(Written instruction) Copy out every line exactly as given.

(Records supplied)
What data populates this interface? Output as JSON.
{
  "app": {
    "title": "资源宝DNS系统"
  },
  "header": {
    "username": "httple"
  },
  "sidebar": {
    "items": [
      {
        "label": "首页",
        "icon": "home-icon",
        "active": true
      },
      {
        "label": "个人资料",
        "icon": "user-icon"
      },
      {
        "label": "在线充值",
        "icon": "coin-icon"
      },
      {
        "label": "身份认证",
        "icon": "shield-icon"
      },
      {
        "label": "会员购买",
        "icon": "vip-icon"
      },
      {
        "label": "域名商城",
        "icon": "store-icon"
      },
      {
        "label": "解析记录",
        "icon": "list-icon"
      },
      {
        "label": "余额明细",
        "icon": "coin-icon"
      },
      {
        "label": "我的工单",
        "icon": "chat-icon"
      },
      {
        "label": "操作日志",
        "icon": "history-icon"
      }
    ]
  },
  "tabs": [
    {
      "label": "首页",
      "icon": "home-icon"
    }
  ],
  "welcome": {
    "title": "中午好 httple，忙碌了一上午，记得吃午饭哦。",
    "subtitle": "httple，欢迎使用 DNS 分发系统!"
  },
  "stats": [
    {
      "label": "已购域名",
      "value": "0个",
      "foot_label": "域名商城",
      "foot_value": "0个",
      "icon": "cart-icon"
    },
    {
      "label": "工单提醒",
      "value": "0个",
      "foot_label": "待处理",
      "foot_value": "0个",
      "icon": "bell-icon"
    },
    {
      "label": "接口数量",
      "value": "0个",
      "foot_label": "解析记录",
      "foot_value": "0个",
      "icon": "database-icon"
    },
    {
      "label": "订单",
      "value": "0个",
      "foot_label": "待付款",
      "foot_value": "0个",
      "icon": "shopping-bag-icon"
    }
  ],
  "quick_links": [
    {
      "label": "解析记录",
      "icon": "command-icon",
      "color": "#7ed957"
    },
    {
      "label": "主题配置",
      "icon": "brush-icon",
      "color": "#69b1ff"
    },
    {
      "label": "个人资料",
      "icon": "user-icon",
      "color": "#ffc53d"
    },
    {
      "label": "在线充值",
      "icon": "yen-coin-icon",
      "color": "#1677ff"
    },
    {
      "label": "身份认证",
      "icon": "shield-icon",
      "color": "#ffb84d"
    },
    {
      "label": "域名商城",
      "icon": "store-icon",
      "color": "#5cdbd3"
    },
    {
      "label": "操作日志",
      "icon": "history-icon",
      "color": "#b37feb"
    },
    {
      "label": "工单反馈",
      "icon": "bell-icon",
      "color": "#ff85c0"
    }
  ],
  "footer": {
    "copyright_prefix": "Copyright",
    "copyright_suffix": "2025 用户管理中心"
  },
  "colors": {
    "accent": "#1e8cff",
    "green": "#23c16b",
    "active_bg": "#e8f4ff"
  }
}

(Full response)
What data populates this interface? Output as JSON.
{
  "app": {
    "title": "资源宝DNS系统"
  },
  "header": {
    "username": "httple"
  },
  "sidebar": {
    "items": [
      {
        "label": "首页",
        "icon": "home-icon",
        "active": true
      },
      {
        "label": "个人资料",
        "icon": "user-icon"
      },
      {
        "label": "在线充值",
        "icon": "coin-icon"
      },
      {
        "label": "身份认证",
        "icon": "shield-icon"
      },
      {
        "label": "会员购买",
        "icon": "vip-icon"
      },
      {
        "label": "域名商城",
        "icon": "store-icon"
      },
      {
        "label": "解析记录",
        "icon": "list-icon"
      },
      {
        "label": "余额明细",
        "icon": "coin-icon"
      },
      {
        "label": "我的工单",
        "icon": "chat-icon"
      },
      {
        "label": "操作日志",
        "icon": "history-icon"
      }
    ]
  },
  "tabs": [
    {
      "label": "首页",
      "icon": "home-icon"
    }
  ],
  "welcome": {
    "title": "中午好 httple，忙碌了一上午，记得吃午饭哦。",
    "subtitle": "httple，欢迎使用 DNS 分发系统!"
  },
  "stats": [
    {
      "label": "已购域名",
      "value": "0个",
      "foot_label": "域名商城",
      "foot_value": "0个",
      "icon": "cart-icon"
    },
    {
      "label": "工单提醒",
      "value": "0个",
      "foot_label": "待处理",
      "foot_value": "0个",
      "icon": "bell-icon"
    },
    {
      "label": "接口数量",
      "value": "0个",
      "foot_label": "解析记录",
      "foot_value": "0个",
      "icon": "database-icon"
    },
    {
      "label": "订单",
      "value": "0个",
      "foot_label": "待付款",
      "foot_value": "0个",
      "icon": "shopping-bag-icon"
    }
  ],
  "quick_links": [
    {
      "label": "解析记录",
      "icon": "command-icon",
      "color": "#7ed957"
    },
    {
      "label": "主题配置",
      "icon": "brush-icon",
      "color": "#69b1ff"
    },
    {
      "label": "个人资料",
      "icon": "user-icon",
      "color": "#ffc53d"
    },
    {
      "label": "在线充值",
      "icon": "yen-coin-icon",
      "color": "#1677ff"
    },
    {
      "label": "身份认证",
      "icon": "shield-icon",
      "color": "#ffb84d"
    },
    {
      "label": "域名商城",
      "icon": "store-icon",
      "color": "#5cdbd3"
    },
    {
      "label": "操作日志",
      "icon": "history-icon",
      "color": "#b37feb"
    },
    {
      "label": "工单反馈",
      "icon": "bell-icon",
      "color": "#ff85c0"
    }
  ],
  "footer": {
    "copyright_prefix": "Copyright",
    "copyright_suffix": "2025 用户管理中心"
  },
  "colors": {
    "accent": "#1e8cff",
    "green": "#23c16b",
    "active_bg": "#e8f4ff"
  }
}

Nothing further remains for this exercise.